Every line below is to be quoted exactly, with nothing added or dropped.
-- start of RAW DATA --
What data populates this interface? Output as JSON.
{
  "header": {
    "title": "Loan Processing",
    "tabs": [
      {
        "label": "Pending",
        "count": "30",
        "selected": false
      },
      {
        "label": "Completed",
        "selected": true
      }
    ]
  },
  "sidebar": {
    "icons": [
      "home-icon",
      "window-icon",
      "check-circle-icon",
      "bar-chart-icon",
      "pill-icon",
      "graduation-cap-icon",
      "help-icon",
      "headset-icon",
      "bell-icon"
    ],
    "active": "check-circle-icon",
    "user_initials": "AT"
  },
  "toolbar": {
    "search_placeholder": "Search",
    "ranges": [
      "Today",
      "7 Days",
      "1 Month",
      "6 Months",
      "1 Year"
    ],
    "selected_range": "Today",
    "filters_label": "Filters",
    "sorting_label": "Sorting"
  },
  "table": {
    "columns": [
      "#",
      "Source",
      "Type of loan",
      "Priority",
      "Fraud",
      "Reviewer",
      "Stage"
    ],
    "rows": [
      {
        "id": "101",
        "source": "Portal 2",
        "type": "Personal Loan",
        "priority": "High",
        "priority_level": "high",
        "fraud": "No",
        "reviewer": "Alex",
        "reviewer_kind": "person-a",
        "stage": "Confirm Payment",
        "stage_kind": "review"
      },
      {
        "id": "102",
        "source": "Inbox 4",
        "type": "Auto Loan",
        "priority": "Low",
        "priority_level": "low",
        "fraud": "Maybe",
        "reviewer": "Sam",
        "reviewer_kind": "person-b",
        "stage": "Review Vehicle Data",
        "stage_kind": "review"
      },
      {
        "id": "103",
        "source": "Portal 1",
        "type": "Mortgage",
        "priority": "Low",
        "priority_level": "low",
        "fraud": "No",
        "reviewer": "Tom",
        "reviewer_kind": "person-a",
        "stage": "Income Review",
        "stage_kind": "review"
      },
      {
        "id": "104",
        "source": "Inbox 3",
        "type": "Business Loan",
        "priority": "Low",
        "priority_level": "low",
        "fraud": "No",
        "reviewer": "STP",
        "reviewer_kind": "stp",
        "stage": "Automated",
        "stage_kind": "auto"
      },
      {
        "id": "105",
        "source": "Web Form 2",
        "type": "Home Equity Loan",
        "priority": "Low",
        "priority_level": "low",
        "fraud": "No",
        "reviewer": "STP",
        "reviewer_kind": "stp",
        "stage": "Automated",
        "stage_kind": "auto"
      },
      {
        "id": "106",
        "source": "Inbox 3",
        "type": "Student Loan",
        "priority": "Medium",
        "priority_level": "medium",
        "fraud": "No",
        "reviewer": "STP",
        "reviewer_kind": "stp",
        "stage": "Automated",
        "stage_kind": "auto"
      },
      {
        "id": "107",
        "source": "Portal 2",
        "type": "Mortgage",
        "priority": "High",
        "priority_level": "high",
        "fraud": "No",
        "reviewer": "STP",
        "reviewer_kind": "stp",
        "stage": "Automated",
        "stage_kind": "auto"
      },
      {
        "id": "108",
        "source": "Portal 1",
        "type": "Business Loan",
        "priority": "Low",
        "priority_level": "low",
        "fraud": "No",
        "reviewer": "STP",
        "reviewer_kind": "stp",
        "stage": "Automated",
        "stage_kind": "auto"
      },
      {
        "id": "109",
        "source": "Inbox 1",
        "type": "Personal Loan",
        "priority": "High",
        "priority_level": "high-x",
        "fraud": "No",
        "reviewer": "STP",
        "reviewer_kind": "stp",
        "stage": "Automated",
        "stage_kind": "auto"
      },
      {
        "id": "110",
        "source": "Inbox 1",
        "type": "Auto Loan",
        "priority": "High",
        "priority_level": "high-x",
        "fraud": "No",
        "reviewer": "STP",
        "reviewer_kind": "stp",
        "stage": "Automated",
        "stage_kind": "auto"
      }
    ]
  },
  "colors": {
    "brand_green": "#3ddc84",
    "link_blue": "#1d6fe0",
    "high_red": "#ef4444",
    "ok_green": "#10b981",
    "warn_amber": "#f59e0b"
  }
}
-- end of RAW DATA --
◆ **EXPECTED ANSWER**
What data populates this interface? Output as JSON.
{
  "header": {
    "title": "Loan Processing",
    "tabs": [
      {
        "label": "Pending",
        "count": "30",
        "selected": false
      },
      {
        "label": "Completed",
        "selected": true
      }
    ]
  },
  "sidebar": {
    "icons": [
      "home-icon",
      "window-icon",
      "check-circle-icon",
      "bar-chart-icon",
      "pill-icon",
      "graduation-cap-icon",
      "help-icon",
      "headset-icon",
      "bell-icon"
    ],
    "active": "check-circle-icon",
    "user_initials": "AT"
  },
  "toolbar": {
    "search_placeholder": "Search",
    "ranges": [
      "Today",
      "7 Days",
      "1 Month",
      "6 Months",
      "1 Year"
    ],
    "selected_range": "Today",
    "filters_label": "Filters",
    "sorting_label": "Sorting"
  },
  "table": {
    "columns": [
      "#",
      "Source",
      "Type of loan",
      "Priority",
      "Fraud",
      "Reviewer",
      "Stage"
    ],
    "rows": [
      {
        "id": "101",
        "source": "Portal 2",
        "type": "Personal Loan",
        "priority": "High",
        "priority_level": "high",
        "fraud": "No",
        "reviewer": "Alex",
        "reviewer_kind": "person-a",
        "stage": "Confirm Payment",
        "stage_kind": "review"
      },
      {
        "id": "102",
        "source": "Inbox 4",
        "type": "Auto Loan",
        "priority": "Low",
        "priority_level": "low",
        "fraud": "Maybe",
        "reviewer": "Sam",
        "reviewer_kind": "person-b",
        "stage": "Review Vehicle Data",
        "stage_kind": "review"
      },
      {
        "id": "103",
        "source": "Portal 1",
        "type": "Mortgage",
        "priority": "Low",
        "priority_level": "low",
        "fraud": "No",
        "reviewer": "Tom",
        "reviewer_kind": "person-a",
        "stage": "Income Review",
        "stage_kind": "review"
      },
      {
        "id": "104",
        "source": "Inbox 3",
        "type": "Business Loan",
        "priority": "Low",
        "priority_level": "low",
        "fraud": "No",
        "reviewer": "STP",
        "reviewer_kind": "stp",
        "stage": "Automated",
        "stage_kind": "auto"
      },
      {
        "id": "105",
        "source": "Web Form 2",
        "type": "Home Equity Loan",
        "priority": "Low",
        "priority_level": "low",
        "fraud": "No",
        "reviewer": "STP",
        "reviewer_kind": "stp",
        "stage": "Automated",
        "stage_kind": "auto"
      },
      {
        "id": "106",
        "source": "Inbox 3",
        "type": "Student Loan",
        "priority": "Medium",
        "priority_level": "medium",
        "fraud": "No",
        "reviewer": "STP",
        "reviewer_kind": "stp",
        "stage": "Automated",
        "stage_kind": "auto"
      },
      {
        "id": "107",
        "source": "Portal 2",
        "type": "Mortgage",
        "priority": "High",
        "priority_level": "high",
        "fraud": "No",
        "reviewer": "STP",
        "reviewer_kind": "stp",
        "stage": "Automated",
        "stage_kind": "auto"
      },
      {
        "id": "108",
        "source": "Portal 1",
        "type": "Business Loan",
        "priority": "Low",
        "priority_level": "low",
        "fraud": "No",
        "reviewer": "STP",
        "reviewer_kind": "stp",
        "stage": "Automated",
        "stage_kind": "auto"
      },
      {
        "id": "109",
        "source": "Inbox 1",
        "type": "Personal Loan",
        "priority": "High",
        "priority_level": "high-x",
        "fraud": "No",
        "reviewer": "STP",
        "reviewer_kind": "stp",
        "stage": "Automated",
        "stage_kind": "auto"
      },
      {
        "id": "110",
        "source": "Inbox 1",
        "type": "Auto Loan",
        "priority": "High",
        "priority_level": "high-x",
        "fraud": "No",
        "reviewer": "STP",
        "reviewer_kind": "stp",
        "stage": "Automated",
        "stage_kind": "auto"
      }
    ]
  },
  "colors": {
    "brand_green": "#3ddc84",
    "link_blue": "#1d6fe0",
    "high_red": "#ef4444",
    "ok_green": "#10b981",
    "warn_amber": "#f59e0b"
  }
}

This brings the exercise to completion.